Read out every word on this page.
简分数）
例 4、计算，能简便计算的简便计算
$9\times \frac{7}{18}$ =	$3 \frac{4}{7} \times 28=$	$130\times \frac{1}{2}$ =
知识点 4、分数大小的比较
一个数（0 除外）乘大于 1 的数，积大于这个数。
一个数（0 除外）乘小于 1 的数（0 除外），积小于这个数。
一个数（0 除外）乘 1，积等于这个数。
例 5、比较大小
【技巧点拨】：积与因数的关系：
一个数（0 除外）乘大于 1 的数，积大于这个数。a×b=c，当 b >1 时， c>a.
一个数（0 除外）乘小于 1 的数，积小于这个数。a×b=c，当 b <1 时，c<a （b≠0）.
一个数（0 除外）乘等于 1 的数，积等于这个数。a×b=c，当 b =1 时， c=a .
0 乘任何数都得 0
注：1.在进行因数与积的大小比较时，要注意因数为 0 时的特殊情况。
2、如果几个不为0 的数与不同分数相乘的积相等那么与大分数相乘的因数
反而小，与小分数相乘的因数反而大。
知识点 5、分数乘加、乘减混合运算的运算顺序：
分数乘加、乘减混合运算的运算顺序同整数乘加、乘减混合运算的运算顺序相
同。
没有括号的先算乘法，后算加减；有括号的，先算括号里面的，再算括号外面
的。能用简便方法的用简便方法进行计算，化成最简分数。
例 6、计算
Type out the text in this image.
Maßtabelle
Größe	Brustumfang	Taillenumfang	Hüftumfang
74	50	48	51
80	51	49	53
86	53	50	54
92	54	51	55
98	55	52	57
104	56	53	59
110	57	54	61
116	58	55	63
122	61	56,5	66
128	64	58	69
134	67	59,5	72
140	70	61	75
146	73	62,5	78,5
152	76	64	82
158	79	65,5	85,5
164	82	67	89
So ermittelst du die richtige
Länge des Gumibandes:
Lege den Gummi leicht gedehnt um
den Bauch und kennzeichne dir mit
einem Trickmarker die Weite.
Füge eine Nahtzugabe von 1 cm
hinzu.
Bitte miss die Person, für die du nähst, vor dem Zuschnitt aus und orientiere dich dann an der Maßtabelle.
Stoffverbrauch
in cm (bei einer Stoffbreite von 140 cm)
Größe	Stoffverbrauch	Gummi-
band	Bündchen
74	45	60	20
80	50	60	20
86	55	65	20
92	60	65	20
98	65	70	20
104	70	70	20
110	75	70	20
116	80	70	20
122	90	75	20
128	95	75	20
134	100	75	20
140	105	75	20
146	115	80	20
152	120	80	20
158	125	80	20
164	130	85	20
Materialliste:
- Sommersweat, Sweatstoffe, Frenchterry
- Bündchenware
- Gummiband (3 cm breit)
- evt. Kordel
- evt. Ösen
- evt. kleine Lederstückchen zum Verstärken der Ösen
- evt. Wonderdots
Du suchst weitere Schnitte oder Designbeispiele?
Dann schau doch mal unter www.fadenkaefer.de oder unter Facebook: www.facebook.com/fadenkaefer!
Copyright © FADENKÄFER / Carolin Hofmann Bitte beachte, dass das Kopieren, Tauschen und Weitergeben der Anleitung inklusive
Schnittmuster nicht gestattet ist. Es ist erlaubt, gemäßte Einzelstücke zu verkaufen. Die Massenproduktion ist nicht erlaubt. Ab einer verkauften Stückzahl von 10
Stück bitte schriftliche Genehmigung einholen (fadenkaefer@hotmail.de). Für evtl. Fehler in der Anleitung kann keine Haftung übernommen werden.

====================

> GOAL OF THE EXERCISE: In the entries above, identify every line with the word "Stoffverbrauch". Copy those lines.

> RESPONSE BELOW:
Stoffverbrauch
Größe	Stoffverbrauch	Gummi-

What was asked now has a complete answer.